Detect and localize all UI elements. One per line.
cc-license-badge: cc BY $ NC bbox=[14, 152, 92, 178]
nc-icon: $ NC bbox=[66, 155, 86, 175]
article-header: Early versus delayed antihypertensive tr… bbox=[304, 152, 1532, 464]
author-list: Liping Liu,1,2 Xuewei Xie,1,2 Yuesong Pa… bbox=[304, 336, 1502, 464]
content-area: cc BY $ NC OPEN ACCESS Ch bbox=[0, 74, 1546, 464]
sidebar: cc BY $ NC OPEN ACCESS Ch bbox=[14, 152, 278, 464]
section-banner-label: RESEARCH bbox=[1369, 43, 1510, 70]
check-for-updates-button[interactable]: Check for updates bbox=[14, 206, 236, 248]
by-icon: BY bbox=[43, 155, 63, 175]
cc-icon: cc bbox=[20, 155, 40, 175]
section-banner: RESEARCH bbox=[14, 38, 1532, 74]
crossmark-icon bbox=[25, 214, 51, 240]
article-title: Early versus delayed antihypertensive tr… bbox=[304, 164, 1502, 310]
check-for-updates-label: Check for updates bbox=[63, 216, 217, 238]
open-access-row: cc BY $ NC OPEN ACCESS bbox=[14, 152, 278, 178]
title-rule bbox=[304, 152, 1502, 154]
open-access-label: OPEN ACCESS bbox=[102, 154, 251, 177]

--

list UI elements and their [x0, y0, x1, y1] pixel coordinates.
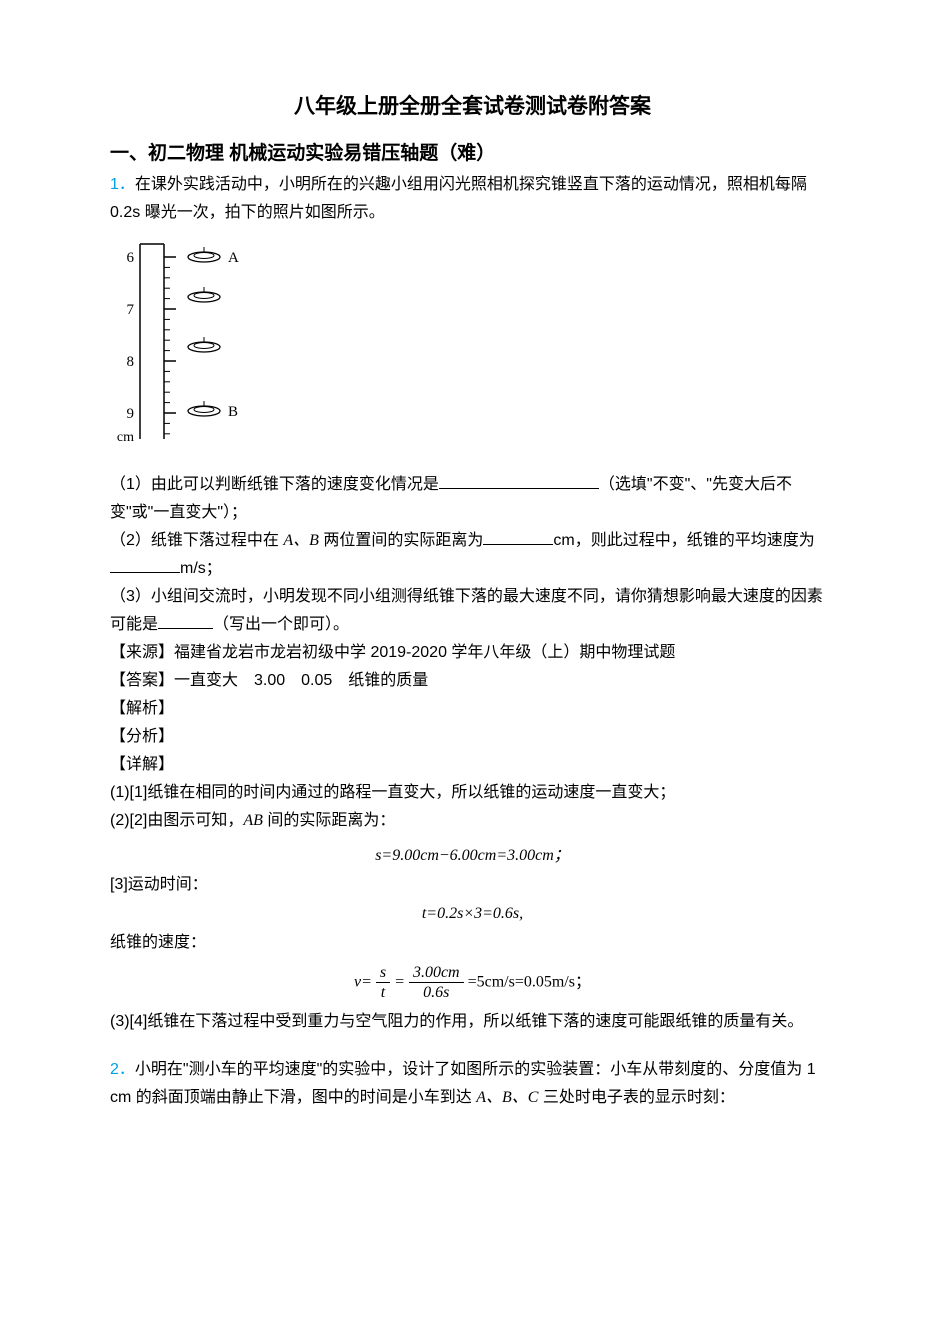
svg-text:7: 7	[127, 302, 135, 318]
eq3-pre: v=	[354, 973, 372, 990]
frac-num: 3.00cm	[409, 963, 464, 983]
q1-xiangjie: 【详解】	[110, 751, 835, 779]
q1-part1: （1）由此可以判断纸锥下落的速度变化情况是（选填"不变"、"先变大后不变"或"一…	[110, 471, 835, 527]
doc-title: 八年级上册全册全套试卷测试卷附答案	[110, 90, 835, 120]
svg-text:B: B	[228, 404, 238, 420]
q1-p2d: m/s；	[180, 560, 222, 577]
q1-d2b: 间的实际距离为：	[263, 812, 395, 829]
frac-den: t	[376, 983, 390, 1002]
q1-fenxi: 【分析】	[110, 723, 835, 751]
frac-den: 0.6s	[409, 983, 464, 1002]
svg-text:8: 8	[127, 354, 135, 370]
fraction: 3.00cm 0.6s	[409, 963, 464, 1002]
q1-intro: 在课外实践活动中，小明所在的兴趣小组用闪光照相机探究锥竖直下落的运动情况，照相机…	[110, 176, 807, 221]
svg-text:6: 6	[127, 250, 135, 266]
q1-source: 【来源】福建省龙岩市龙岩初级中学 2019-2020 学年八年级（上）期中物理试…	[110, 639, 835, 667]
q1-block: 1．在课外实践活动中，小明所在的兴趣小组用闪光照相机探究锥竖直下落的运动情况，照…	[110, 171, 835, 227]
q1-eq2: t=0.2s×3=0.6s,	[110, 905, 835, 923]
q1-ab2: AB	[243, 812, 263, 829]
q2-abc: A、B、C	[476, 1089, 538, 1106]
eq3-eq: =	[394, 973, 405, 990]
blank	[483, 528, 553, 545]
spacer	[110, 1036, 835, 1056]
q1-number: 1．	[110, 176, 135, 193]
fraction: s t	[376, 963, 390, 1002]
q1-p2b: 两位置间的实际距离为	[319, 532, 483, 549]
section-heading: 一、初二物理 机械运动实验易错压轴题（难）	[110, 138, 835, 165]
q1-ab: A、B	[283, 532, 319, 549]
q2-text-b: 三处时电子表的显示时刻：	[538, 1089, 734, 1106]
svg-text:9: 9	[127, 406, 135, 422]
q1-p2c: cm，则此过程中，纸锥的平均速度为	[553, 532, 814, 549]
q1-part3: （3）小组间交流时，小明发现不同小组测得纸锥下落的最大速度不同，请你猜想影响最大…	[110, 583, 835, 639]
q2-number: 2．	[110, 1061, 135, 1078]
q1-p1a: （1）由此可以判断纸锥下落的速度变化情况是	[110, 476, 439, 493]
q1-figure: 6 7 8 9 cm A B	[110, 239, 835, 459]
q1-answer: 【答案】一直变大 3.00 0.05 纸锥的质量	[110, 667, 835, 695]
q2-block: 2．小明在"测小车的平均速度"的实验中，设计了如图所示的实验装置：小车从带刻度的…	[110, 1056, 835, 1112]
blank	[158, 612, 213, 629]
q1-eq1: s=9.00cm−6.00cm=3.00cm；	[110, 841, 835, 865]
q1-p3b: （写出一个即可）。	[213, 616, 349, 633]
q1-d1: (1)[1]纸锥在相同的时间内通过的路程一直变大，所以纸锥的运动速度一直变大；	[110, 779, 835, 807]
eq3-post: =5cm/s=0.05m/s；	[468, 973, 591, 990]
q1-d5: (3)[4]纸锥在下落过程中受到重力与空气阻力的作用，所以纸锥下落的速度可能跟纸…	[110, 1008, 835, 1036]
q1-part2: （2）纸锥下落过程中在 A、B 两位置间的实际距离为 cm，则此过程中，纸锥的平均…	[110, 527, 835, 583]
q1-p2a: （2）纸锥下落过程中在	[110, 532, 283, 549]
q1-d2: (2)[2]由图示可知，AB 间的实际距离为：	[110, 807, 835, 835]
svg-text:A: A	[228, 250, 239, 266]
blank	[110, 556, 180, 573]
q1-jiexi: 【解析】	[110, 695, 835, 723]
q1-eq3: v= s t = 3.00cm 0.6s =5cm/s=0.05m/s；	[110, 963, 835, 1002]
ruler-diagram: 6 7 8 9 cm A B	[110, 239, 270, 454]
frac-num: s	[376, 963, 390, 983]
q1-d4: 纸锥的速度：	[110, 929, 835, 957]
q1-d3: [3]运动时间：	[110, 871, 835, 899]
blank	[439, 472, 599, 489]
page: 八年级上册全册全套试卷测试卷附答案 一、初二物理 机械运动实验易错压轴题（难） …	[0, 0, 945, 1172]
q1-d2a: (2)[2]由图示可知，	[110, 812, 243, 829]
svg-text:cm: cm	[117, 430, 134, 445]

**What this task involves:** Reproduce the records from the line with "Detect and localize" to the line with "by-icon: BY bbox=[43, 155, 63, 175]", changing every "OPEN ACCESS" to "FREE ACCESS" and leaving everything else as it is.

**Response:**
Detect and localize all UI elements. One per line.
cc-license-badge: cc BY $ NC bbox=[14, 152, 92, 178]
nc-icon: $ NC bbox=[66, 155, 86, 175]
article-header: Early versus delayed antihypertensive tr… bbox=[304, 152, 1532, 464]
author-list: Liping Liu,1,2 Xuewei Xie,1,2 Yuesong Pa… bbox=[304, 336, 1502, 464]
content-area: cc BY $ NC FREE ACCESS Ch bbox=[0, 74, 1546, 464]
sidebar: cc BY $ NC FREE ACCESS Ch bbox=[14, 152, 278, 464]
section-banner-label: RESEARCH bbox=[1369, 43, 1510, 70]
check-for-updates-button[interactable]: Check for updates bbox=[14, 206, 236, 248]
by-icon: BY bbox=[43, 155, 63, 175]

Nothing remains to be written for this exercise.